(EXERCISE)
Count the lines in the entries below that contain the string "stripe", treating matches as case-sensitive. Reply with the number alone.

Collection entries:
+++++
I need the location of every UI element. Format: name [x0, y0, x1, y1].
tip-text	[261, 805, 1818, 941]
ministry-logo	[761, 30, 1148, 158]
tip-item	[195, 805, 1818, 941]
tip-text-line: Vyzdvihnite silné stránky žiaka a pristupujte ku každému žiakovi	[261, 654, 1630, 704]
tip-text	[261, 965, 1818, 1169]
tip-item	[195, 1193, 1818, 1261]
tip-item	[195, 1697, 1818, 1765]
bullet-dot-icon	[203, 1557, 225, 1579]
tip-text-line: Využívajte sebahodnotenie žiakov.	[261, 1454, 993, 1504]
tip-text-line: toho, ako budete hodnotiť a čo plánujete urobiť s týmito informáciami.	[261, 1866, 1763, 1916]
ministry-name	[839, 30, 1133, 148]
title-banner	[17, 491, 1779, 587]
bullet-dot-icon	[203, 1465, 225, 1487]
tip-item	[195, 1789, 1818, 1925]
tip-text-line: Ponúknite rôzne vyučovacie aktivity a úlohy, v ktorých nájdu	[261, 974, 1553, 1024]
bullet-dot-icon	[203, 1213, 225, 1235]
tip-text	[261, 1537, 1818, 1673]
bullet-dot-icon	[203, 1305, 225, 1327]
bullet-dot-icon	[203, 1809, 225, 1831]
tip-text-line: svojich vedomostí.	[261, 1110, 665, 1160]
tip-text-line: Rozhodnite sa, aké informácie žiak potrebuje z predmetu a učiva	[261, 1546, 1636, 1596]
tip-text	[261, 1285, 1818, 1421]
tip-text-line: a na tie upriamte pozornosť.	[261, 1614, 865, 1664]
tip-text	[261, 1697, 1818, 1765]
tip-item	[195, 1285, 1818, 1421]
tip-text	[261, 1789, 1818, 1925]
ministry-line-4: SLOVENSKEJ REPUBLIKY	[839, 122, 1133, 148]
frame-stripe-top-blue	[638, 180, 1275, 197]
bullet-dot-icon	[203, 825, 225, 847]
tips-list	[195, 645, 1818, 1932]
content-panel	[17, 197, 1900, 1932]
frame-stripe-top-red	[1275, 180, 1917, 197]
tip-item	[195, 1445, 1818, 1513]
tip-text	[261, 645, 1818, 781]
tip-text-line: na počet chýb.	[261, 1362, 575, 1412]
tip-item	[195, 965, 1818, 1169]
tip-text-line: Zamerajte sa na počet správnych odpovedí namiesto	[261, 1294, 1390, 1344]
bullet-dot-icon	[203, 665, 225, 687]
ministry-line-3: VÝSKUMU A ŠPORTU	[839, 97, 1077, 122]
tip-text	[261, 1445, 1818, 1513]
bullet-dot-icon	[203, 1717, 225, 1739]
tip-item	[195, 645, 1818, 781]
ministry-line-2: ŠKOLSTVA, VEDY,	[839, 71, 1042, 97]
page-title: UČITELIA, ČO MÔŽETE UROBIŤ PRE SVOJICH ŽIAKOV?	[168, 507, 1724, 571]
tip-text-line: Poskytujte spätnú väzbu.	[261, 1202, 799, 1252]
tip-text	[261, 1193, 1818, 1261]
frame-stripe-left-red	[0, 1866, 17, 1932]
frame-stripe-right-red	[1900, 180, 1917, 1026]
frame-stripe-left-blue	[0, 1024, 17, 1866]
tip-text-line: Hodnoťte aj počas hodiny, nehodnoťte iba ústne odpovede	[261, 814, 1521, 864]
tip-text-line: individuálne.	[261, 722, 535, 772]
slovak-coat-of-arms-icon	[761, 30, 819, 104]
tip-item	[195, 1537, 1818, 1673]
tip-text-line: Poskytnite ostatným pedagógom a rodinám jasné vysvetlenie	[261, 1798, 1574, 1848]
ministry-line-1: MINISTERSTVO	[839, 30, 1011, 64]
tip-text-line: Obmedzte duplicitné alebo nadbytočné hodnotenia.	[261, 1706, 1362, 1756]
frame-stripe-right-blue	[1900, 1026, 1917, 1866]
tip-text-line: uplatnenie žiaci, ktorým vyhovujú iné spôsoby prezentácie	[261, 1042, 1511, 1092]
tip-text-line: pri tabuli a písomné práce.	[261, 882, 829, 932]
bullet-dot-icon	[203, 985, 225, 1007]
+++++
(REPLY TO THE EXERCISE)
6